### GIVEN DATA:
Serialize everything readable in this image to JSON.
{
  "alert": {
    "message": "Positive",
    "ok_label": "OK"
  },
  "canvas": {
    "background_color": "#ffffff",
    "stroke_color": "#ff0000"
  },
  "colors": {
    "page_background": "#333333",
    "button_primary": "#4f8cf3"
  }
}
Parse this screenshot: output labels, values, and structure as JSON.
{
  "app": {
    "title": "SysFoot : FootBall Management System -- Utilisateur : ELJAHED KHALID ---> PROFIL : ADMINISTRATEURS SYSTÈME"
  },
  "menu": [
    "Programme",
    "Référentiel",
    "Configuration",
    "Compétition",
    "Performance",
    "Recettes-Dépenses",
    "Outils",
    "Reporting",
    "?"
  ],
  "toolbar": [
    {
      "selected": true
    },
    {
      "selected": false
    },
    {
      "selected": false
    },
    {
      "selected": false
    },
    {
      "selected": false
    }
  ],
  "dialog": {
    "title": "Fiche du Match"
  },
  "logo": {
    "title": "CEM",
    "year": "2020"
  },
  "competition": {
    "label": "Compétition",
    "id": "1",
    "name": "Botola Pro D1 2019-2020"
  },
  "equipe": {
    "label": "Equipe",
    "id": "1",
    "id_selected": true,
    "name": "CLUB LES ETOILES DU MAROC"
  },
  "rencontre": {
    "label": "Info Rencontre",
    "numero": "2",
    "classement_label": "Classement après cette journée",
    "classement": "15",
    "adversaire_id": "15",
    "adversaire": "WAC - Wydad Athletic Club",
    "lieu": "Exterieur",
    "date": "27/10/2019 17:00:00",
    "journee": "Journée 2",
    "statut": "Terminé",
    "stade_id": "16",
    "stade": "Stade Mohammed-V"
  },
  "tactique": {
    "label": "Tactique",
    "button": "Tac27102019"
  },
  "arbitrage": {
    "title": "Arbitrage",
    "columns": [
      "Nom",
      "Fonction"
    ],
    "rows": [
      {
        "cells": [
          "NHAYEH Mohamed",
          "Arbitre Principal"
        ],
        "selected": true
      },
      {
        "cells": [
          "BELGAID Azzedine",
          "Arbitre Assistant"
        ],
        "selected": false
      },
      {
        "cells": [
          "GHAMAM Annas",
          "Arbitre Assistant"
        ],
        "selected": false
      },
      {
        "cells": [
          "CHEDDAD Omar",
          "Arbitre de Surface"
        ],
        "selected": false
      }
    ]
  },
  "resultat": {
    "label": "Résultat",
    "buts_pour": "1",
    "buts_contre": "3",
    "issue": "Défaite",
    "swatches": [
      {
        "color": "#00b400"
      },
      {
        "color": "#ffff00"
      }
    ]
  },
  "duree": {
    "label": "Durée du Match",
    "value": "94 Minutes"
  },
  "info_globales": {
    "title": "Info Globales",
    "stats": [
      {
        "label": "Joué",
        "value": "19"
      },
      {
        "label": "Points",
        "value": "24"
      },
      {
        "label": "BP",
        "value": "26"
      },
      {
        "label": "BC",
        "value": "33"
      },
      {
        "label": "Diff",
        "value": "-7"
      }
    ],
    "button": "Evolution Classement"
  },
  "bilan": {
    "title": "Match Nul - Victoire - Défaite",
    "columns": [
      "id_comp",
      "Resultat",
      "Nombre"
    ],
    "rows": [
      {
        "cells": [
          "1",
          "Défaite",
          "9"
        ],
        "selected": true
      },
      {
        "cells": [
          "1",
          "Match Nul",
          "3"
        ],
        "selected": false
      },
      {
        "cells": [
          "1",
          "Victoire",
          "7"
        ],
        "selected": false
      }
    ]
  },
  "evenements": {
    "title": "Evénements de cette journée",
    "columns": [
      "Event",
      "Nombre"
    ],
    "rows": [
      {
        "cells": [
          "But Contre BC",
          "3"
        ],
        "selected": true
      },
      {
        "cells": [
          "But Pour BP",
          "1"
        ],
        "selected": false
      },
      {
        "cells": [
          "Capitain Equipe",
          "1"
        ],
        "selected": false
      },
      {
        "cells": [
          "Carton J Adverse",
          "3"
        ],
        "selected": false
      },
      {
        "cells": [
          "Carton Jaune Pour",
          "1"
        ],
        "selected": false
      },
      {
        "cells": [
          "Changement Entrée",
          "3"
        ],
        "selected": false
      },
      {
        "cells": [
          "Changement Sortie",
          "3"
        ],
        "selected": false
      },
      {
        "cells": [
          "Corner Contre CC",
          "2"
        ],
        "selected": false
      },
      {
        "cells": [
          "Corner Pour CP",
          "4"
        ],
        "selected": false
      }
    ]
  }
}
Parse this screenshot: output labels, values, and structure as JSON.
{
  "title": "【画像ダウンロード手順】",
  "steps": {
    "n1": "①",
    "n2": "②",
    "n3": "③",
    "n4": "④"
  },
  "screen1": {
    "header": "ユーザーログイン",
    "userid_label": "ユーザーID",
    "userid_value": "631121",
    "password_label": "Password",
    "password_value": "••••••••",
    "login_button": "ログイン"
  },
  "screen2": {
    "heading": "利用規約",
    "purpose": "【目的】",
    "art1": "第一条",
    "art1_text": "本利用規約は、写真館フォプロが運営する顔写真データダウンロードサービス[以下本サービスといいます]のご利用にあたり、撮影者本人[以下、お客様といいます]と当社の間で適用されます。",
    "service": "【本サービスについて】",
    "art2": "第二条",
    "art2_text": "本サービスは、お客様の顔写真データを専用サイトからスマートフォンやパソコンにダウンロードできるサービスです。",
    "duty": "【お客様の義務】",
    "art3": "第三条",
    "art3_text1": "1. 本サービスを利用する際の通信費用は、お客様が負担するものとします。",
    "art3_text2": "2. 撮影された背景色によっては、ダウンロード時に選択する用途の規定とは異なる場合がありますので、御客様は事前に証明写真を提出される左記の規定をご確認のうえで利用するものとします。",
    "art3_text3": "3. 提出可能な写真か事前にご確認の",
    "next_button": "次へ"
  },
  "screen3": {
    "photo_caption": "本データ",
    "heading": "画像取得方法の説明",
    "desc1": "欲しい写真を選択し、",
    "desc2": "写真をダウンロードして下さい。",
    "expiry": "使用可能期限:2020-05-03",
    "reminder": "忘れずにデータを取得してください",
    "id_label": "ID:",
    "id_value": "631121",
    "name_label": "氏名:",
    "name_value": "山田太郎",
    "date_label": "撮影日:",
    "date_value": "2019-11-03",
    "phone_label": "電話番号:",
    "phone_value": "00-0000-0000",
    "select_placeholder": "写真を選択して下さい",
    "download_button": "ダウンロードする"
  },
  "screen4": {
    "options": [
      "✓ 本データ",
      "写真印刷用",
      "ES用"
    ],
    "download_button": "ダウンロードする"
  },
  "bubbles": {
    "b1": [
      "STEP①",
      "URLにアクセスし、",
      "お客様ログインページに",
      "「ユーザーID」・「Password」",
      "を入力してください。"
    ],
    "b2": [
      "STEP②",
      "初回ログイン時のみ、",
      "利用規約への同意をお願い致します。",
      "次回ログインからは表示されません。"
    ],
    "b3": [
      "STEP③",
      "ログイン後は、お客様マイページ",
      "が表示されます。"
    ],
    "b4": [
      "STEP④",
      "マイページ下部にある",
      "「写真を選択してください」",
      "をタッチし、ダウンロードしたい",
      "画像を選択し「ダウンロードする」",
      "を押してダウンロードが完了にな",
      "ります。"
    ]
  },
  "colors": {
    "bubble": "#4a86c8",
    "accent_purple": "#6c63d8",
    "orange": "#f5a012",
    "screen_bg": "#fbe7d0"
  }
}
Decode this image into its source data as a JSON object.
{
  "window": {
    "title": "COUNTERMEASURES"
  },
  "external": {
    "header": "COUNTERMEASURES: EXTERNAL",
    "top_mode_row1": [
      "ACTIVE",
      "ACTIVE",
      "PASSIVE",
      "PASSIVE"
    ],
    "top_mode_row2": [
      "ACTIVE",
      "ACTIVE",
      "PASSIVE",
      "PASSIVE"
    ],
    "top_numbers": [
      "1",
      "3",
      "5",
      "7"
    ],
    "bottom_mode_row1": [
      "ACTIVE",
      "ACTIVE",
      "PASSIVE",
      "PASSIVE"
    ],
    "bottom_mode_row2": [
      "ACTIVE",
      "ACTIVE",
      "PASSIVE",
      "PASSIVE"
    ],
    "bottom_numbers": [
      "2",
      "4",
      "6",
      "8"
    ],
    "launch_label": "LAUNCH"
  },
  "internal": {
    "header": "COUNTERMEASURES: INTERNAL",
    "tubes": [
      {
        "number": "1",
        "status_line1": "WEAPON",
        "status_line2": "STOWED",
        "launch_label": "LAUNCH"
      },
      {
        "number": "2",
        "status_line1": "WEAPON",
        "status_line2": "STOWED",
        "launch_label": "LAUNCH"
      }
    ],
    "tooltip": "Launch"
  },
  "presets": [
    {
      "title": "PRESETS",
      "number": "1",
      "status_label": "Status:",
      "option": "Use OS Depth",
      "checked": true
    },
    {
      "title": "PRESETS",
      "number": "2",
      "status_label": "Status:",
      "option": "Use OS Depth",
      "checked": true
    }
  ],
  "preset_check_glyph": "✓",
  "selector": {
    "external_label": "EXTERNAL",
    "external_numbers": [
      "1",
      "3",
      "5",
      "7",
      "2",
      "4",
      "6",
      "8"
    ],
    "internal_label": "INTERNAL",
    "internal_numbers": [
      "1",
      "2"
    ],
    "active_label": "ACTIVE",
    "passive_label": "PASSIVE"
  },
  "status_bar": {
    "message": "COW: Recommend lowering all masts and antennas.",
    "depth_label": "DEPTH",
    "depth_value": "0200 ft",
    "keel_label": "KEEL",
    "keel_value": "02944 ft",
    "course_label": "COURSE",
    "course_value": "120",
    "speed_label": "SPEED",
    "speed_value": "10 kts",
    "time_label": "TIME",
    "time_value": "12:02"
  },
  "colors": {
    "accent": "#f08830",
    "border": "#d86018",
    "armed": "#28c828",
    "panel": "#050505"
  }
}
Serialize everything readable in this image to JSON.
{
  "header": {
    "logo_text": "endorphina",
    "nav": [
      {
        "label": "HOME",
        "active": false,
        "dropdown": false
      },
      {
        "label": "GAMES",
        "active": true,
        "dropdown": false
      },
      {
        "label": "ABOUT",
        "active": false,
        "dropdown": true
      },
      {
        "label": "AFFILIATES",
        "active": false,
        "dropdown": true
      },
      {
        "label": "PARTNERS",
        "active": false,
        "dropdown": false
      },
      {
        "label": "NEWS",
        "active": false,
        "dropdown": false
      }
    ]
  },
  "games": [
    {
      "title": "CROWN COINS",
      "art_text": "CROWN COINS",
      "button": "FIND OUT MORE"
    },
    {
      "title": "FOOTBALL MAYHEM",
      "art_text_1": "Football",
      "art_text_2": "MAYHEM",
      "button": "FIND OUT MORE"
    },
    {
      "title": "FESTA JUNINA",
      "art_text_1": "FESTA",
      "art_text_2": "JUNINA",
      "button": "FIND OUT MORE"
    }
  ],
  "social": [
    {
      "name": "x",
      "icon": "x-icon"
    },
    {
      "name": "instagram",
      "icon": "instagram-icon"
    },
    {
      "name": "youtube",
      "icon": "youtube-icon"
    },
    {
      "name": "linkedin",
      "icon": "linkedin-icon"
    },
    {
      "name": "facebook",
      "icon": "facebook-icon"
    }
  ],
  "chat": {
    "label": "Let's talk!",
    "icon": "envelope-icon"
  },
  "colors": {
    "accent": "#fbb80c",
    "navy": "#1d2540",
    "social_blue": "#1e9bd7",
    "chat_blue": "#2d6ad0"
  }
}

### PROBLEM DETAILS:
Determine the number of lines in the data that contain "Défaite" as a word or string, and state only that number.

### RESPONSE TO THIS EXERCISE:
3